» **WORK REQUIRED**
Find every line of the listing below where "icon" appears, and copy it.

*** EXERCISE MATERIAL ***

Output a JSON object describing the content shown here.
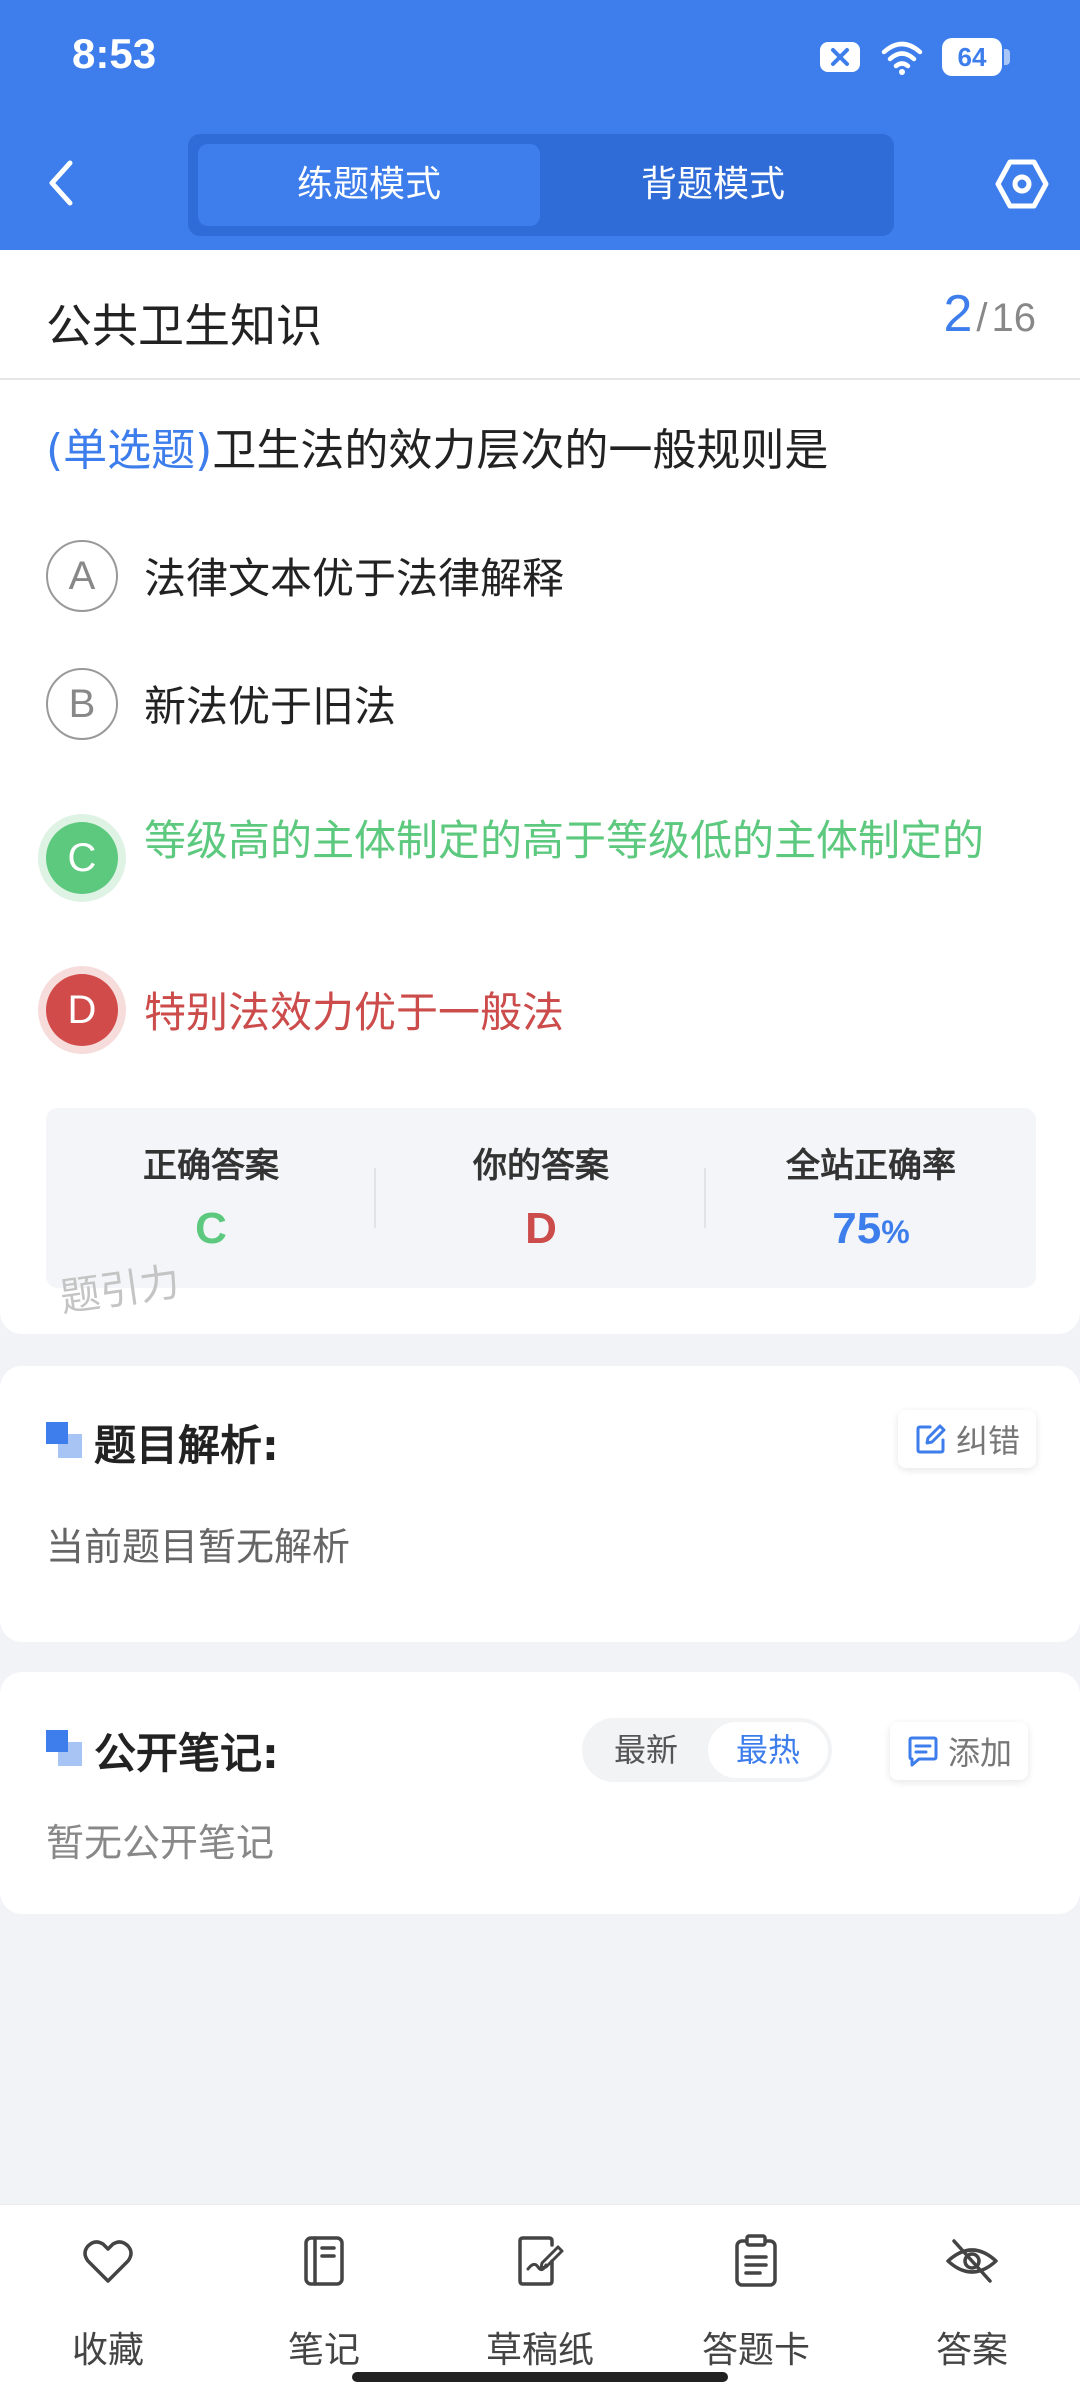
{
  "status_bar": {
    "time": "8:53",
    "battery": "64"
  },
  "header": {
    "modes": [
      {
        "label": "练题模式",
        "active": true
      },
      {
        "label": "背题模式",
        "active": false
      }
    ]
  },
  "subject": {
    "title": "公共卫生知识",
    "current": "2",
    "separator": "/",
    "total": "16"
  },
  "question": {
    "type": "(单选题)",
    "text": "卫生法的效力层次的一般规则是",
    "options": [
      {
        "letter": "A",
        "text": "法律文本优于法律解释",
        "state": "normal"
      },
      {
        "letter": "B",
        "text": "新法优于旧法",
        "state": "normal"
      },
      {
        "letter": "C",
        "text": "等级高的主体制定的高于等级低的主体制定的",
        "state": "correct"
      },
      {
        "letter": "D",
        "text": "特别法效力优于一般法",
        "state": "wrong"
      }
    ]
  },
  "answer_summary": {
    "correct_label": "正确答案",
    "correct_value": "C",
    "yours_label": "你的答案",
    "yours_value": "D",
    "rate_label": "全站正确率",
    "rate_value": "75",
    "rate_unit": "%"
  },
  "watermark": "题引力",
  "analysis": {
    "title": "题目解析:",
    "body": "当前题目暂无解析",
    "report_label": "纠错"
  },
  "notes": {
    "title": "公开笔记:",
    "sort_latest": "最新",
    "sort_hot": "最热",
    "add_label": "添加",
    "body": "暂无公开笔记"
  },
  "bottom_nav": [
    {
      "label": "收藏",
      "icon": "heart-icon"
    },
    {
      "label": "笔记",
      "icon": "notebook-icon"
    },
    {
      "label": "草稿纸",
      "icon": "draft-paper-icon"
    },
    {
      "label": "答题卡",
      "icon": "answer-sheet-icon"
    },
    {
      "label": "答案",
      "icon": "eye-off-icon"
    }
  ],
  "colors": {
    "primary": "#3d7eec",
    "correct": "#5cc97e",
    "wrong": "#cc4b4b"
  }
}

***

» **CORRECT OUTPUT**
      "icon": "heart-icon"
      "icon": "notebook-icon"
      "icon": "draft-paper-icon"
      "icon": "answer-sheet-icon"
      "icon": "eye-off-icon"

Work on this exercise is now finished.